>> Begin SUPPLIED PASSAGE

As earlier mentioned, facilitation is used for creating desired results through intentional design before, during and after the specific involving session (see figure 2).
Designing the process means to shape and plan it with the desired outcome and purpose in mind. In order to design and facilitate the process, you need to know its purpose. As a facilitator, you own the process and must be fully aware of the sub-processes that the participants are to go through to reach the goal whereas the participants own the content of the process, i.e. what is being produced during it. In addition, designing means to acquaint yourself with the target group in advance, create the right atmosphere and environment as well as carefully consider the roles before, during and after the actual session.
As inspiration for this preparation, we recommend the design star which ensures that you consider all important elements in relation to the process before actually carrying it out. Often, we don't invest enough time in this phase, which results in insufficient deliverables at the end of the session and difficulties in the subsequent implementation. Designing, thus, means to create the most optimal setting for the process. See the section about the design star.
Facilitating means that you, during the session, help a group reach a common goal and assist them in achieving the desired results – without taking a stand or producing anything, but by being fully aware of the setting. See the section about the five characteristics.
As a facilitator, you are responsible for ensuring acceptance and implementation of the process results and the next step. This means that you help the group identify and complete the process result and documentation. The excellent facilitator will already think through the actual implementation of the results in his intentional design in the ”before process” and, thus, ensure that the group does not end up with a result for which there is no support in the organisation or which is not realistic to carry out.
As an example, a one-day strategy seminar was held at which 450 employees and managers worked with six themes related to the organisation’s strategy. The managers were summoned the subsequent morning to decide which of the themes could be carried out straight away, and which ones required more time. Later the same morning, this was communicated to the entire organisation on the intranet, by email and on monitors placed in the organisation. In this way, the result of the seminar was communicated while the participants’ memory of it was still fresh, thus signalling powerful management.
An important success factor prior to the facilitation of any process is preparation. For this purpose, the design star is a useful practical tool which helps you think through the central elements before the actual meeting, workshop or process takes place.
We will now take a close look at each dimension of the star and elaborate on the elements at its centre and corners (see figure 3).
When designing any process, you should start by taking a close look at the assignment, including the overall purpose – what you are to end up with when the process has been completed (deliverable) and the success criteria in relation to achieving the purpose. Not until then should you make any specific choice of design. Thinking through the overall purpose as well as the purpose of each individual sub-element in the process is the first step in being able to carry out an optimal process. An example of purpose for a process could be to increase the exchange of experience and knowledge about good case administration practices across three departments.

>> End SUPPLIED PASSAGE
>> Begin DATA SECTION

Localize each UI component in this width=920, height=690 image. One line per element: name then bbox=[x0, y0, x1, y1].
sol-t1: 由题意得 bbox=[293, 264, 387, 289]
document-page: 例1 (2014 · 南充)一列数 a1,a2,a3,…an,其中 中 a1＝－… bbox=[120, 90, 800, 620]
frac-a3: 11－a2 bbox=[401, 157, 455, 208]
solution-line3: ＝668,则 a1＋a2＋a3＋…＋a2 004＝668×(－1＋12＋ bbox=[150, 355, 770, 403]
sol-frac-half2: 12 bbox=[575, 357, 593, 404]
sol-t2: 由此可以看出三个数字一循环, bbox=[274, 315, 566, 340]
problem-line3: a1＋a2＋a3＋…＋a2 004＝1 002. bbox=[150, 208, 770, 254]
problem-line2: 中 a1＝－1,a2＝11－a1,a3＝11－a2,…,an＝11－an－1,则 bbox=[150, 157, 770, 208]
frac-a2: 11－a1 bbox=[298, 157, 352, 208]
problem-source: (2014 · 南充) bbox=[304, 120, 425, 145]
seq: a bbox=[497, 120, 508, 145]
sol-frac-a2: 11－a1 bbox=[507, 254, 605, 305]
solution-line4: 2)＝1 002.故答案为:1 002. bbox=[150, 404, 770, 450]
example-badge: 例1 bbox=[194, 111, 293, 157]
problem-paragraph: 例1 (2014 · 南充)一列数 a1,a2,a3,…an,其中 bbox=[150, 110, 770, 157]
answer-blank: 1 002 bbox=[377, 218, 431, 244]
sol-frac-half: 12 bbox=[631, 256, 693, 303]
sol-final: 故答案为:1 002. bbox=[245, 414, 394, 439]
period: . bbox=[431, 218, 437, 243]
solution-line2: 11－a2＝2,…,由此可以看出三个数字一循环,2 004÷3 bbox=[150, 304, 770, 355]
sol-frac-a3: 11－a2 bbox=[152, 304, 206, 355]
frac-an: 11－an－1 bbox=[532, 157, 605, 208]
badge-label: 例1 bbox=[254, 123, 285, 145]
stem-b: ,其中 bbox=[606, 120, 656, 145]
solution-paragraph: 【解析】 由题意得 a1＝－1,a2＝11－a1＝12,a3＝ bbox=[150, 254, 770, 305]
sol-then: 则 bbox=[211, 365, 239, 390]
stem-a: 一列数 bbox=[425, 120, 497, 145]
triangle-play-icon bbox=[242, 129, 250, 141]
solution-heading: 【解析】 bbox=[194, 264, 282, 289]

>> End DATA SECTION

EXERCISE SET:
#1 According to the facilitation text, who owns the content of the process?
#2 Using the facilitation text, explain why the managers' decisions after the one-day strategy seminar were communicated to the whole organization later that same morning.
#3 Return the stretch of the facilitation text from "As inspiration for" through "the design star.".

THE RESPONSES:
#1 The participants own the content, meaning what is produced during the process.

#2 Sharing the decisions that morning on the intranet, by email and on monitors meant the seminar's result reached people while the participants still remembered it clearly. The text says this signaled powerful management.

#3
As inspiration for this preparation, we recommend the design star which ensures that you consider all important elements in relation to the process before actually carrying it out. Often, we don't invest enough time in this phase, which results in insufficient deliverables at the end of the session and difficulties in the subsequent implementation. Designing, thus, means to create the most optimal setting for the process. See the section about the design star.